§ Figure record extracts
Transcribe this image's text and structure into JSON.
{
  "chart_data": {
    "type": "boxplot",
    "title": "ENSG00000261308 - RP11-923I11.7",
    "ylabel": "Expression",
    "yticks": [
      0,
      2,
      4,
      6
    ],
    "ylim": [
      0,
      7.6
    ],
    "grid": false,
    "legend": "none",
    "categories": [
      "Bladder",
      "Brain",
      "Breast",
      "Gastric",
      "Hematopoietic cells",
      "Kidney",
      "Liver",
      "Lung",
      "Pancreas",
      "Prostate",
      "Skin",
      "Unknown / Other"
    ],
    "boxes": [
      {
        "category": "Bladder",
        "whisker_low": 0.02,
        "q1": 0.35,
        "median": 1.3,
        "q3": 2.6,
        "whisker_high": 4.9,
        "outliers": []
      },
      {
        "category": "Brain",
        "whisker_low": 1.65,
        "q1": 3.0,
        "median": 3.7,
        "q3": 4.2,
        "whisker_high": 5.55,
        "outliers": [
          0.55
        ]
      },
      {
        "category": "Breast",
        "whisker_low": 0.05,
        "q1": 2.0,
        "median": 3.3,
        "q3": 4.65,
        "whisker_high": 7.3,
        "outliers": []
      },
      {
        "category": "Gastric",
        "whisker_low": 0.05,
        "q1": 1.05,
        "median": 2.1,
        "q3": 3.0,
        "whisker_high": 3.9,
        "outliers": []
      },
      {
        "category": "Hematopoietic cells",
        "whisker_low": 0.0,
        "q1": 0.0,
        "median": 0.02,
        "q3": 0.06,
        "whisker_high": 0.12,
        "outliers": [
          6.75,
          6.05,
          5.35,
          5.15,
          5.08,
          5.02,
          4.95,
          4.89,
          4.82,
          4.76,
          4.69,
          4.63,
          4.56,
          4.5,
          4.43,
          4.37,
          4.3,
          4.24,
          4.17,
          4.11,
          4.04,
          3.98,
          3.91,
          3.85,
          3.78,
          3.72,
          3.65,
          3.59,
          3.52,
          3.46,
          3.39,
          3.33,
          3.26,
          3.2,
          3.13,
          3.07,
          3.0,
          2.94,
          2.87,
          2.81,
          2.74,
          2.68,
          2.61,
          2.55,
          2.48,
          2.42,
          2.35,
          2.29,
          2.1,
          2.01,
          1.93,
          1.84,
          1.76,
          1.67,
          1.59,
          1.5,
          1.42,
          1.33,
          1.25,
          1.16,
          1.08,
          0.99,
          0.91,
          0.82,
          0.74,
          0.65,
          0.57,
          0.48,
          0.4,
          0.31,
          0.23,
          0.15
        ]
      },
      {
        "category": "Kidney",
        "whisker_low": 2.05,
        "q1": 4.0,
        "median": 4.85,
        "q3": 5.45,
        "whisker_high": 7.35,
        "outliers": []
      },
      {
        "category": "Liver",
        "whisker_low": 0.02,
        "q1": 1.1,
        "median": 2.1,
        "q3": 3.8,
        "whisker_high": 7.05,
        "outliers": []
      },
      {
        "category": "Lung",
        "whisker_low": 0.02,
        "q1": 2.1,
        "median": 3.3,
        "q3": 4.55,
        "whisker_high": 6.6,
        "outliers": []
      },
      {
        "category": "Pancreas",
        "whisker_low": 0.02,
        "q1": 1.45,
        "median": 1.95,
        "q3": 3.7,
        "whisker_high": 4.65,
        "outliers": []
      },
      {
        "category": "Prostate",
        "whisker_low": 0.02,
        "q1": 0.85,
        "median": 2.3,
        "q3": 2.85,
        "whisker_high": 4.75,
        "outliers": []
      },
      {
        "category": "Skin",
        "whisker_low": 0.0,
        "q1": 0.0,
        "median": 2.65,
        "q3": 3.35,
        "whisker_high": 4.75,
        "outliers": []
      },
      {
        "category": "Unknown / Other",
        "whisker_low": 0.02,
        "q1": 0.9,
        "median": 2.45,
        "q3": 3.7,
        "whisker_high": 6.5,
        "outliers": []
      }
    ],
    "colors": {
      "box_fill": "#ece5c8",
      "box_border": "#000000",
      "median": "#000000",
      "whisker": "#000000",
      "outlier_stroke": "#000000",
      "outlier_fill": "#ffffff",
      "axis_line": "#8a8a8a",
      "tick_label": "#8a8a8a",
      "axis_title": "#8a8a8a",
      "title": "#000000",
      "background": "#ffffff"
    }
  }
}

§ Task to carry out
Filter the entries above down to the lines that contain the word "category".

§ Response
        "category": "Bladder",
        "category": "Brain",
        "category": "Breast",
        "category": "Gastric",
        "category": "Hematopoietic cells",
        "category": "Kidney",
        "category": "Liver",
        "category": "Lung",
        "category": "Pancreas",
        "category": "Prostate",
        "category": "Skin",
        "category": "Unknown / Other",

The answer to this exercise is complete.